**YOUR TASK:** Search the records that follow and extract every line containing the string "спортивного".
begin
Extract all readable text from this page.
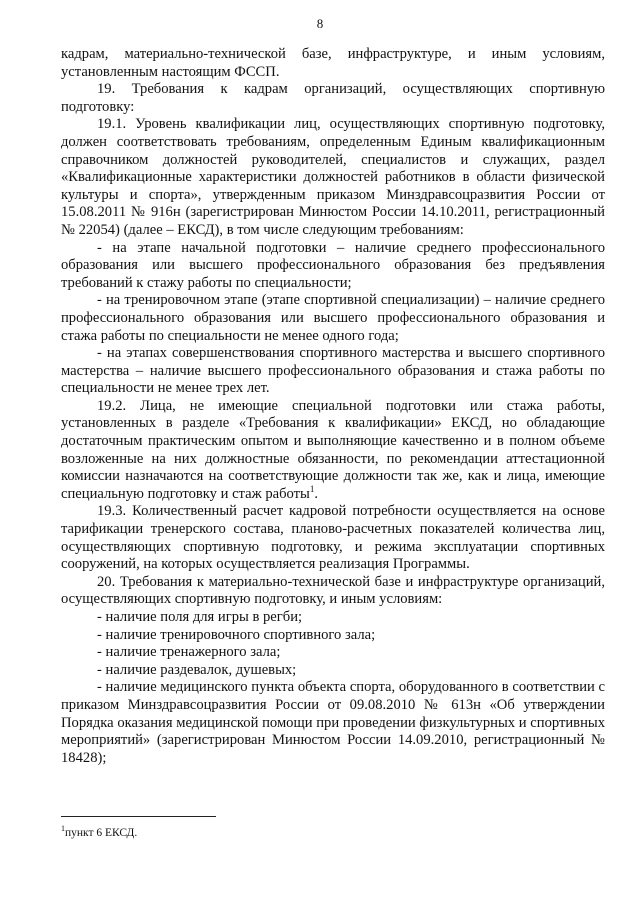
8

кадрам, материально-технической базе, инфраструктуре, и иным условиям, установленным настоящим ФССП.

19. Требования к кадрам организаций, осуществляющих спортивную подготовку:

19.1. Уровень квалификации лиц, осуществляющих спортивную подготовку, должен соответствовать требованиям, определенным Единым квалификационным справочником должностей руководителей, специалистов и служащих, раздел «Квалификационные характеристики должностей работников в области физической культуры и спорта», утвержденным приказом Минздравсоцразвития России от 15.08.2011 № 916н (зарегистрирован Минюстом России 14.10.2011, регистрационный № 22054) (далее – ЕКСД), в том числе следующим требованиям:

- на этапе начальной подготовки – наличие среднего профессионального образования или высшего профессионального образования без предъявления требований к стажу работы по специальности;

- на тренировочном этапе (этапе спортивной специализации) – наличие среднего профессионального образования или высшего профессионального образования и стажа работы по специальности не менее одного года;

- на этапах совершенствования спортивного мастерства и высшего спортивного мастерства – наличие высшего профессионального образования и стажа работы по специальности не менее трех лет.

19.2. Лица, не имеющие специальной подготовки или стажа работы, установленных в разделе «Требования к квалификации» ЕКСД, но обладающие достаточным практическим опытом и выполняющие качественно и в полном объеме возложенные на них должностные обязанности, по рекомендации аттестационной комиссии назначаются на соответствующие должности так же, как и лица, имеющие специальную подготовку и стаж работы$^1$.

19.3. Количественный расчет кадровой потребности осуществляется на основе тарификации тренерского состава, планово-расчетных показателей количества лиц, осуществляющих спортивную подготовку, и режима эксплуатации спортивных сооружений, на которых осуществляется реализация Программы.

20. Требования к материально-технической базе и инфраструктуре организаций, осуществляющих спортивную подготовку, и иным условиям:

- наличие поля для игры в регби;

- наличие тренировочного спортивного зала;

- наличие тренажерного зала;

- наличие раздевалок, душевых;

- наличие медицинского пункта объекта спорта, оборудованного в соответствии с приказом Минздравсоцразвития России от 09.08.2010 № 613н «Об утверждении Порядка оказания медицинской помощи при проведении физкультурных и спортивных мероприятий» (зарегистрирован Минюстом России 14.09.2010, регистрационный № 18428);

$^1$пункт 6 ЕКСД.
end
**SOLVED PROBLEM:**
- на этапах совершенствования спортивного мастерства и высшего спортивного мастерства – наличие высшего профессионального образования и стажа работы по специальности не менее трех лет.
- наличие тренировочного спортивного зала;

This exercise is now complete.